## [Dataset]
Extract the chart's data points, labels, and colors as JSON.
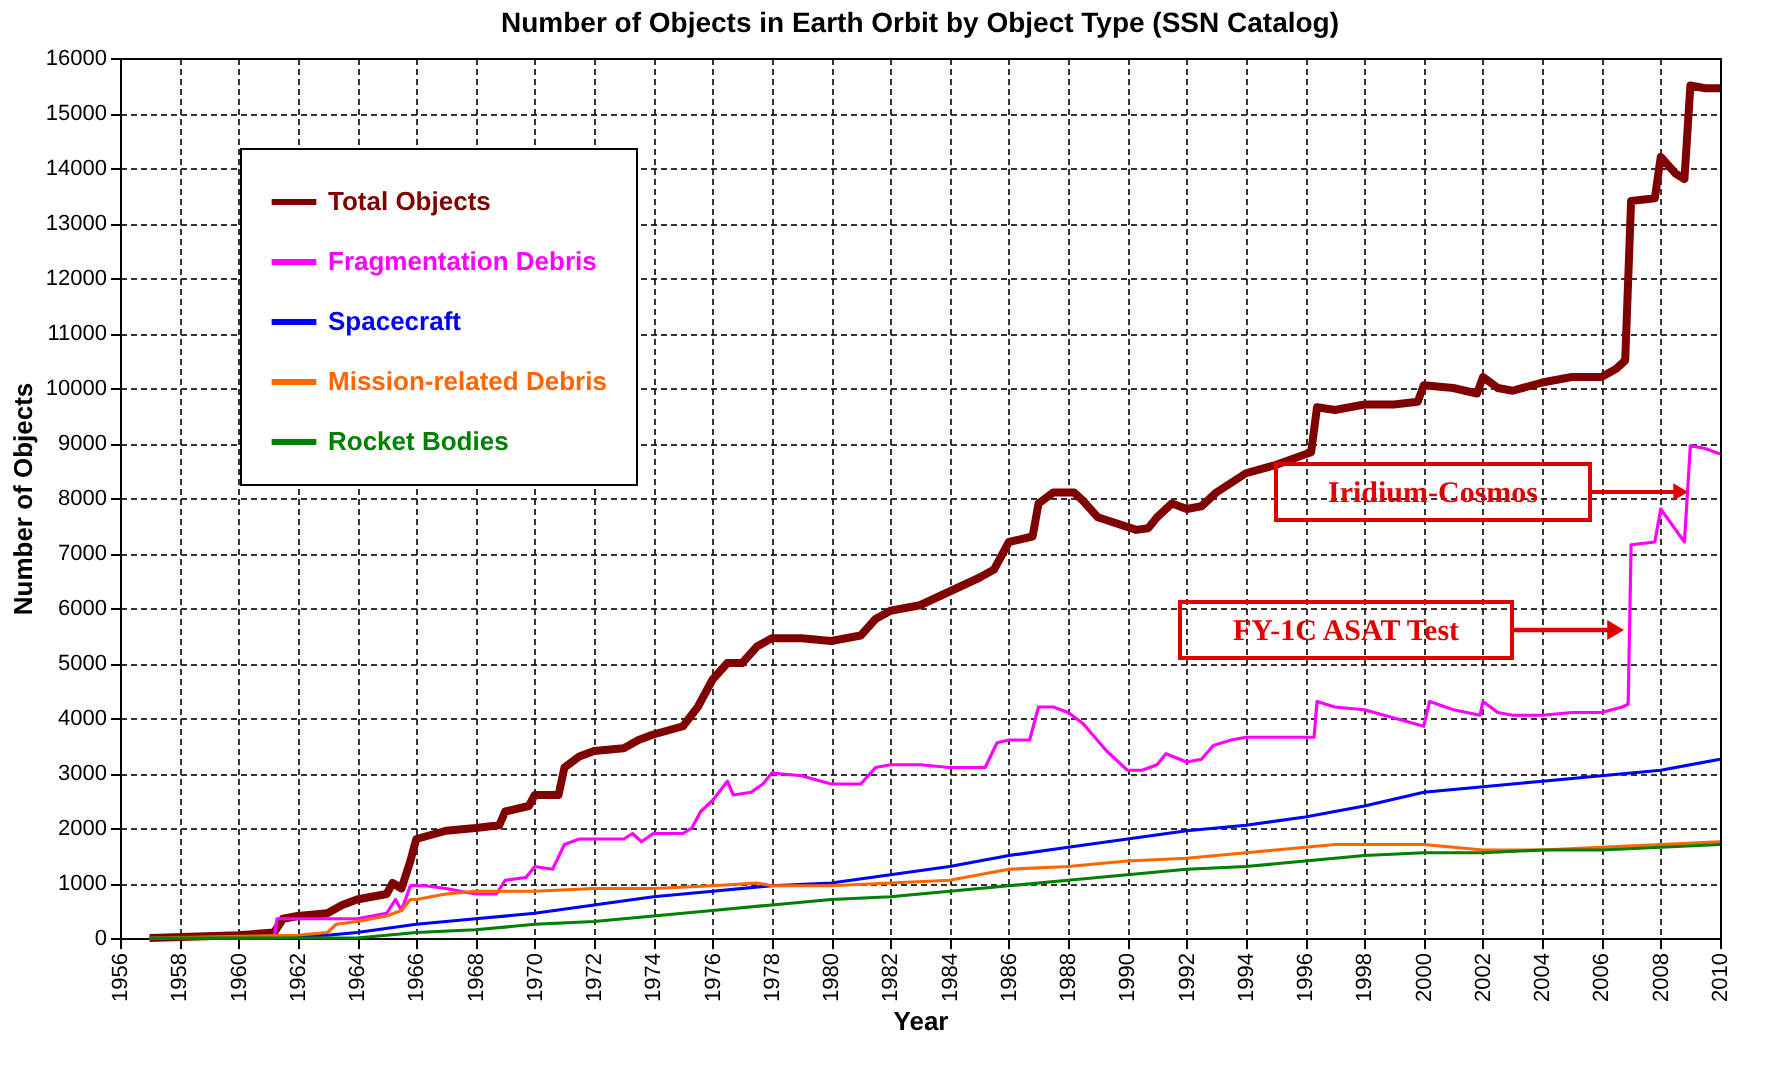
{
  "chart_data": {
    "type": "line",
    "title": "Number of Objects in Earth Orbit by Object Type (SSN Catalog)",
    "xlabel": "Year",
    "ylabel": "Number of Objects",
    "xlim": [
      1956,
      2010
    ],
    "xticks": [
      1956,
      1958,
      1960,
      1962,
      1964,
      1966,
      1968,
      1970,
      1972,
      1974,
      1976,
      1978,
      1980,
      1982,
      1984,
      1986,
      1988,
      1990,
      1992,
      1994,
      1996,
      1998,
      2000,
      2002,
      2004,
      2006,
      2008,
      2010
    ],
    "ylim": [
      0,
      16000
    ],
    "yticks": [
      0,
      1000,
      2000,
      3000,
      4000,
      5000,
      6000,
      7000,
      8000,
      9000,
      10000,
      11000,
      12000,
      13000,
      14000,
      15000,
      16000
    ],
    "grid": true,
    "legend": "top left",
    "line_style": "solid",
    "series": [
      {
        "name": "Total Objects",
        "color": "#800000",
        "x": [
          1957,
          1960,
          1961.2,
          1961.5,
          1962,
          1963,
          1963.5,
          1964,
          1965,
          1965.2,
          1965.5,
          1965.8,
          1966,
          1967,
          1968,
          1968.8,
          1969,
          1969.8,
          1970,
          1970.8,
          1971,
          1971.5,
          1972,
          1973,
          1973.5,
          1974,
          1975,
          1975.5,
          1976,
          1976.5,
          1977,
          1977.5,
          1978,
          1979,
          1980,
          1981,
          1981.5,
          1982,
          1983,
          1984,
          1985,
          1985.5,
          1986,
          1986.8,
          1987,
          1987.5,
          1988.2,
          1988.5,
          1989,
          1990.3,
          1990.7,
          1991,
          1991.5,
          1992,
          1992.5,
          1993,
          1994,
          1995,
          1996.2,
          1996.4,
          1997,
          1998,
          1999,
          1999.8,
          2000,
          2001,
          2001.8,
          2002,
          2002.5,
          2003,
          2004,
          2005,
          2006,
          2006.5,
          2006.8,
          2007,
          2007.8,
          2008,
          2008.5,
          2008.8,
          2009,
          2009.5,
          2010
        ],
        "values": [
          0,
          50,
          100,
          350,
          400,
          450,
          600,
          700,
          800,
          1000,
          900,
          1400,
          1800,
          1950,
          2000,
          2050,
          2300,
          2400,
          2600,
          2600,
          3100,
          3300,
          3400,
          3450,
          3600,
          3700,
          3850,
          4200,
          4700,
          5000,
          5000,
          5300,
          5450,
          5450,
          5400,
          5500,
          5800,
          5950,
          6050,
          6300,
          6550,
          6700,
          7200,
          7300,
          7900,
          8100,
          8100,
          7950,
          7650,
          7420,
          7450,
          7650,
          7900,
          7800,
          7850,
          8100,
          8450,
          8600,
          8830,
          9650,
          9600,
          9700,
          9700,
          9750,
          10050,
          10000,
          9900,
          10200,
          10000,
          9950,
          10100,
          10200,
          10200,
          10350,
          10500,
          13400,
          13450,
          14200,
          13900,
          13800,
          15500,
          15450,
          15450
        ]
      },
      {
        "name": "Fragmentation Debris",
        "color": "#ff00ff",
        "x": [
          1957,
          1961.2,
          1961.3,
          1964,
          1964.5,
          1965,
          1965.3,
          1965.5,
          1965.8,
          1966.3,
          1967,
          1968,
          1968.7,
          1969,
          1969.7,
          1970,
          1970.6,
          1971,
          1971.5,
          1972,
          1973,
          1973.3,
          1973.6,
          1974,
          1975,
          1975.3,
          1975.6,
          1976,
          1976.5,
          1976.7,
          1977.3,
          1977.7,
          1978,
          1979,
          1980,
          1981,
          1981.5,
          1982,
          1983,
          1984,
          1985.2,
          1985.6,
          1986,
          1986.7,
          1987,
          1987.5,
          1988,
          1988.5,
          1989.3,
          1990,
          1990.5,
          1991,
          1991.3,
          1992,
          1992.5,
          1992.9,
          1993.5,
          1994,
          1995,
          1996.3,
          1996.4,
          1997,
          1998,
          1999,
          2000,
          2000.2,
          2001,
          2001.9,
          2002,
          2002.5,
          2003,
          2004,
          2005,
          2006,
          2006.7,
          2006.9,
          2007,
          2007.8,
          2008,
          2008.8,
          2009,
          2009.5,
          2010
        ],
        "values": [
          0,
          0,
          350,
          350,
          400,
          450,
          700,
          500,
          950,
          950,
          900,
          800,
          800,
          1050,
          1100,
          1300,
          1250,
          1700,
          1800,
          1800,
          1800,
          1900,
          1750,
          1900,
          1900,
          2000,
          2300,
          2500,
          2850,
          2600,
          2650,
          2800,
          3000,
          2950,
          2800,
          2800,
          3100,
          3150,
          3150,
          3100,
          3100,
          3550,
          3600,
          3600,
          4200,
          4200,
          4100,
          3900,
          3400,
          3050,
          3050,
          3150,
          3350,
          3200,
          3250,
          3500,
          3600,
          3650,
          3650,
          3650,
          4300,
          4200,
          4150,
          4000,
          3850,
          4300,
          4150,
          4050,
          4300,
          4100,
          4050,
          4050,
          4100,
          4100,
          4200,
          4250,
          7150,
          7200,
          7800,
          7200,
          8950,
          8900,
          8800
        ]
      },
      {
        "name": "Spacecraft",
        "color": "#0000ff",
        "x": [
          1957,
          1963,
          1964,
          1966,
          1968,
          1970,
          1972,
          1974,
          1976,
          1978,
          1980,
          1982,
          1984,
          1986,
          1988,
          1990,
          1992,
          1994,
          1996,
          1998,
          2000,
          2002,
          2004,
          2006,
          2008,
          2010
        ],
        "values": [
          0,
          50,
          100,
          250,
          350,
          450,
          600,
          750,
          850,
          950,
          1000,
          1150,
          1300,
          1500,
          1650,
          1800,
          1950,
          2050,
          2200,
          2400,
          2650,
          2750,
          2850,
          2950,
          3050,
          3250
        ]
      },
      {
        "name": "Mission-related Debris",
        "color": "#ff6600",
        "x": [
          1957,
          1962,
          1963,
          1963.3,
          1964,
          1965,
          1965.5,
          1965.8,
          1966,
          1967,
          1968,
          1970,
          1972,
          1974,
          1976,
          1977.5,
          1978,
          1980,
          1982,
          1984,
          1986,
          1988,
          1990,
          1992,
          1994,
          1996,
          1997,
          1998,
          2000,
          2002,
          2004,
          2006,
          2008,
          2010
        ],
        "values": [
          0,
          50,
          100,
          250,
          300,
          400,
          500,
          700,
          700,
          800,
          850,
          850,
          900,
          900,
          950,
          1000,
          950,
          950,
          1000,
          1050,
          1250,
          1300,
          1400,
          1450,
          1550,
          1650,
          1700,
          1700,
          1700,
          1600,
          1600,
          1650,
          1700,
          1750
        ]
      },
      {
        "name": "Rocket Bodies",
        "color": "#008000",
        "x": [
          1957,
          1964,
          1965,
          1966,
          1968,
          1970,
          1972,
          1974,
          1976,
          1978,
          1980,
          1982,
          1984,
          1986,
          1988,
          1990,
          1992,
          1994,
          1996,
          1998,
          2000,
          2002,
          2004,
          2006,
          2008,
          2010
        ],
        "values": [
          0,
          0,
          50,
          100,
          150,
          250,
          300,
          400,
          500,
          600,
          700,
          750,
          850,
          950,
          1050,
          1150,
          1250,
          1300,
          1400,
          1500,
          1550,
          1550,
          1600,
          1600,
          1650,
          1700
        ]
      }
    ],
    "annotations": [
      "Iridium-Cosmos",
      "FY-1C ASAT Test"
    ]
  }
}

## [Prompt]
Copy every line above that holds the word "name".

## [Solution below]
        "name": "Total Objects",
        "name": "Fragmentation Debris",
        "name": "Spacecraft",
        "name": "Mission-related Debris",
        "name": "Rocket Bodies",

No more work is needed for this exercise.